▸ **What is needed**
Reproduce the listing's lines verbatim, beginning with the line that contains "Bar xyxy=(344,73,463,406)" and continuing through the line that contains "Text: 2: 2 xyxy=(458,91,466,101)", with both of those lines included.

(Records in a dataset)
== == ==

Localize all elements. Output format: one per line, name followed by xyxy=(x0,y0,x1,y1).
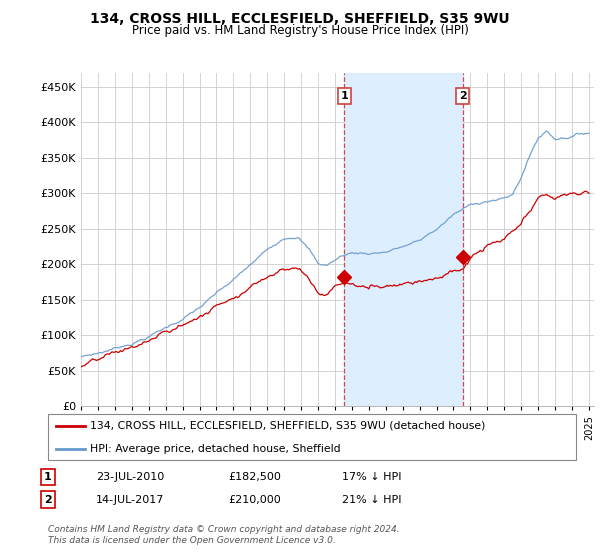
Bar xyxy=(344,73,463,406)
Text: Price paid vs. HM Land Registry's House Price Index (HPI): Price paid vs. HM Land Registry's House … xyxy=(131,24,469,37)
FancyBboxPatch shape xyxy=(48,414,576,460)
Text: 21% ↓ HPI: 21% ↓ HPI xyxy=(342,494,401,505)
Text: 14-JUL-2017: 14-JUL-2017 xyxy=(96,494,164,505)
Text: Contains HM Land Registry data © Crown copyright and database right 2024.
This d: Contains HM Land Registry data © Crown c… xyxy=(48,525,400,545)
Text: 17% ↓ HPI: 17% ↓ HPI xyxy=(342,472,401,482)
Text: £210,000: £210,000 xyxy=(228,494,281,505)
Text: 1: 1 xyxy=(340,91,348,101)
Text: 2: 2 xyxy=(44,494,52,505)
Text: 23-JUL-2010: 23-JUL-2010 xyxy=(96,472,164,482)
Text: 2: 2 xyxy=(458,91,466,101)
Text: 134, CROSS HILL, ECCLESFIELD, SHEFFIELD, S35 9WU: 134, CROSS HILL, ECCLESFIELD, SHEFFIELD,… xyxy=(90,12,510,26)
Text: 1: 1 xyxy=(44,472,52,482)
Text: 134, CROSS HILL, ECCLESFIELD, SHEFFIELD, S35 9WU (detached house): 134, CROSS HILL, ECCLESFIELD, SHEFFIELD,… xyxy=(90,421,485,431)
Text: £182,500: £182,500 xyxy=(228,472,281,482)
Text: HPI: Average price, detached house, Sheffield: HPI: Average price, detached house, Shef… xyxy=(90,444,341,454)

== == ==

▸ **Answer to the exercise**
Bar xyxy=(344,73,463,406)
Text: Price paid vs. HM Land Registry's House Price Index (HPI): Price paid vs. HM Land Registry's House … xyxy=(131,24,469,37)
FancyBboxPatch shape xyxy=(48,414,576,460)
Text: 21% ↓ HPI: 21% ↓ HPI xyxy=(342,494,401,505)
Text: 14-JUL-2017: 14-JUL-2017 xyxy=(96,494,164,505)
Text: Contains HM Land Registry data © Crown copyright and database right 2024.
This d: Contains HM Land Registry data © Crown c… xyxy=(48,525,400,545)
Text: 17% ↓ HPI: 17% ↓ HPI xyxy=(342,472,401,482)
Text: £210,000: £210,000 xyxy=(228,494,281,505)
Text: 1: 1 xyxy=(340,91,348,101)
Text: 2: 2 xyxy=(44,494,52,505)
Text: 23-JUL-2010: 23-JUL-2010 xyxy=(96,472,164,482)
Text: 2: 2 xyxy=(458,91,466,101)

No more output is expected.